Copy out, with no changes, the lines of the records that start at the line containing "slice-label: Kirke og" and end at the line containing "value-label: 12% — [316, 498, 350, 515]", both included.

[Part of a data file]
--- begin ---
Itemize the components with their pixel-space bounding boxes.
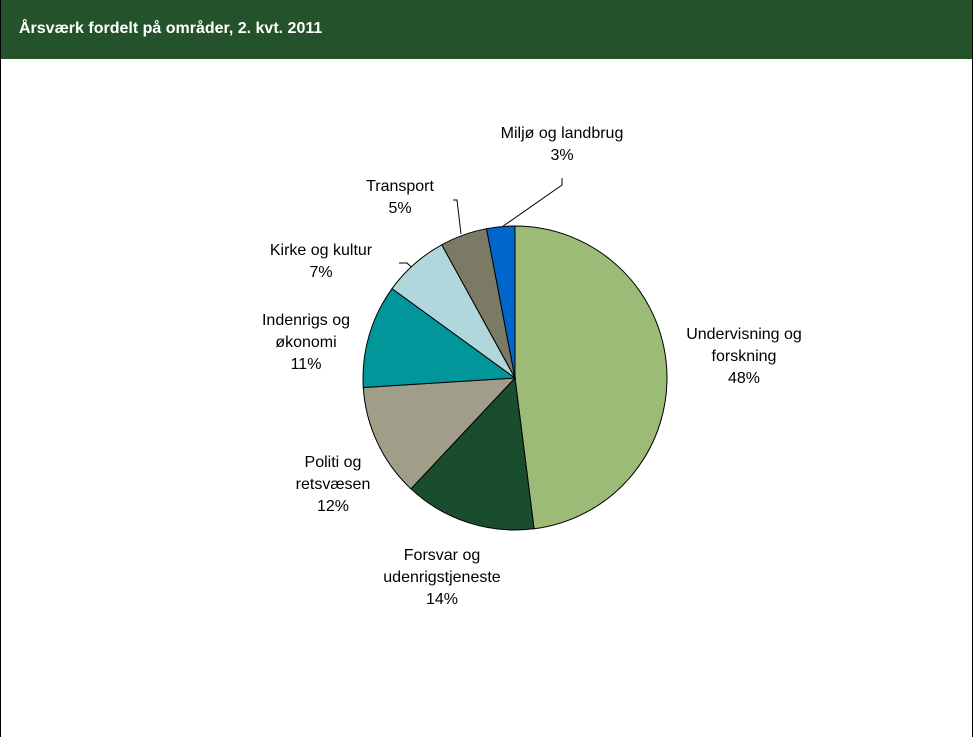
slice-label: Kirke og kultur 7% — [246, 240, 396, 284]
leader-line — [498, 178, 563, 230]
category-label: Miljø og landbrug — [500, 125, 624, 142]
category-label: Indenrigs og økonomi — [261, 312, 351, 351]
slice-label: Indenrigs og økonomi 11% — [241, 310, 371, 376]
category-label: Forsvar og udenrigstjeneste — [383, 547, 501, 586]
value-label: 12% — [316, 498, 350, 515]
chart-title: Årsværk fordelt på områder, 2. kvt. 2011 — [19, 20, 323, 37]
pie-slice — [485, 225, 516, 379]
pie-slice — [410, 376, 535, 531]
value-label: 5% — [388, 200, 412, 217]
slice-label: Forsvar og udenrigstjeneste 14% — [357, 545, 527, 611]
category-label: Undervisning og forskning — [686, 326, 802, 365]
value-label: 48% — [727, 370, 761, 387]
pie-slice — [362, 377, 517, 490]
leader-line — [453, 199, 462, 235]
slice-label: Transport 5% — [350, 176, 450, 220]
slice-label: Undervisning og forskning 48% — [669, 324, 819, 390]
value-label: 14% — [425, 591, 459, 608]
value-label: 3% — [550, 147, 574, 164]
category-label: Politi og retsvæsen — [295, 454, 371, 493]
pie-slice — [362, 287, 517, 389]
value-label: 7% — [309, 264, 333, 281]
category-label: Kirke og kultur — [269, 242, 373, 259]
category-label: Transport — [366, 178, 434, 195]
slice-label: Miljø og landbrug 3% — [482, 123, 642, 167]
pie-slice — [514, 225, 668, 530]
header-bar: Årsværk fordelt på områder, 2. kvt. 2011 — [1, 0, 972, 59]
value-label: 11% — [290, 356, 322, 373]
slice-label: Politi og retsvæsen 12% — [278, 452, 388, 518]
--- end ---
--- begin ---
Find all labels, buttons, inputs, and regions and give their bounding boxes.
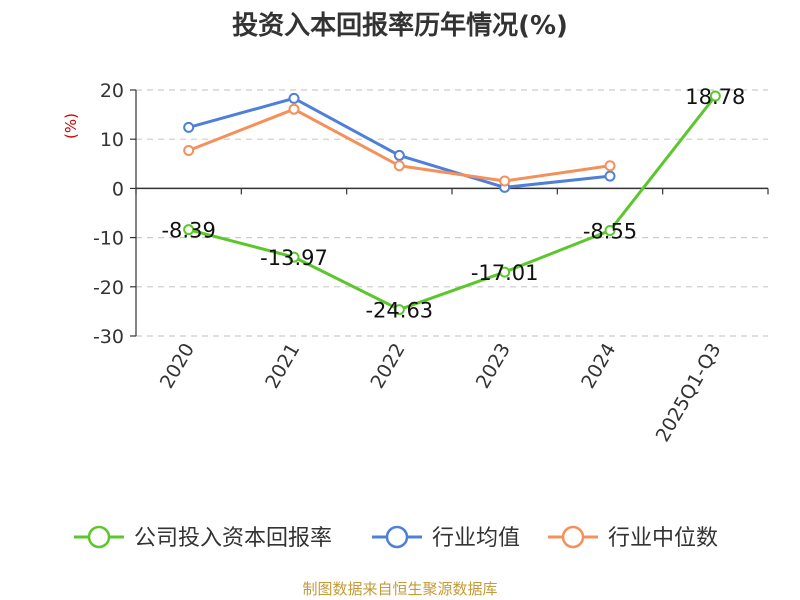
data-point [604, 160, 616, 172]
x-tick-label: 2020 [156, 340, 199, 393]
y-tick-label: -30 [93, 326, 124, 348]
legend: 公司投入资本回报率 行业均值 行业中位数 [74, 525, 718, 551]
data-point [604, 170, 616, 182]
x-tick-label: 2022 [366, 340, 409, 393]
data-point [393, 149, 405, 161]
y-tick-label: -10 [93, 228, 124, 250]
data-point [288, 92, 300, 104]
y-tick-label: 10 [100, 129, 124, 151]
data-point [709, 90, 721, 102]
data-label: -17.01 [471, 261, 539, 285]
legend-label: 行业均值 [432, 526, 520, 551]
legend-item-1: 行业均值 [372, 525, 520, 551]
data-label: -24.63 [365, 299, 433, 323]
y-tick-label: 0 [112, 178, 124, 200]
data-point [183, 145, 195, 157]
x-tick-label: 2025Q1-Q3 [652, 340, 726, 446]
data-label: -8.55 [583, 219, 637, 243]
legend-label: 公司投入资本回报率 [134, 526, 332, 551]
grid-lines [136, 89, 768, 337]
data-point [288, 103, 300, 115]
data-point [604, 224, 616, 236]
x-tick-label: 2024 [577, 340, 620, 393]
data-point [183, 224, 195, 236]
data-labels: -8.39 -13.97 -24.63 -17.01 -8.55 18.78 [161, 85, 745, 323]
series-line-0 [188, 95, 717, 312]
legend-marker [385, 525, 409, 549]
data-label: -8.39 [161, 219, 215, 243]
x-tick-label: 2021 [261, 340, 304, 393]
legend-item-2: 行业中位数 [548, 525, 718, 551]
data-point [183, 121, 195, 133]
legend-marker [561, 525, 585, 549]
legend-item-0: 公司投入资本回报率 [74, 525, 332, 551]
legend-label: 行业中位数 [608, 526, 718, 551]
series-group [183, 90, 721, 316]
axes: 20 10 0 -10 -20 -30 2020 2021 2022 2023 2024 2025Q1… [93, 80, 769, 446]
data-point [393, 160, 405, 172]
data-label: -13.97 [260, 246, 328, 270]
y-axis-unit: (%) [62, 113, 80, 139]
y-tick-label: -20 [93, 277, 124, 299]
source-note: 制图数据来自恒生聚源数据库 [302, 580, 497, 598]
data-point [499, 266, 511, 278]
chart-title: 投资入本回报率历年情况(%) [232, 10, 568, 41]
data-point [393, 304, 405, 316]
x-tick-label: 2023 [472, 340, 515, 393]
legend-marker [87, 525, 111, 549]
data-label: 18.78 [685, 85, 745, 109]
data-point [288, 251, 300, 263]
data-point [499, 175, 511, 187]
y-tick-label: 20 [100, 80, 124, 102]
--- end ---
■ Task response
slice-label: Kirke og kultur 7% — [246, 240, 396, 284]
leader-line — [498, 178, 563, 230]
category-label: Miljø og landbrug — [500, 125, 624, 142]
category-label: Indenrigs og økonomi — [261, 312, 351, 351]
slice-label: Indenrigs og økonomi 11% — [241, 310, 371, 376]
category-label: Forsvar og udenrigstjeneste — [383, 547, 501, 586]
value-label: 12% — [316, 498, 350, 515]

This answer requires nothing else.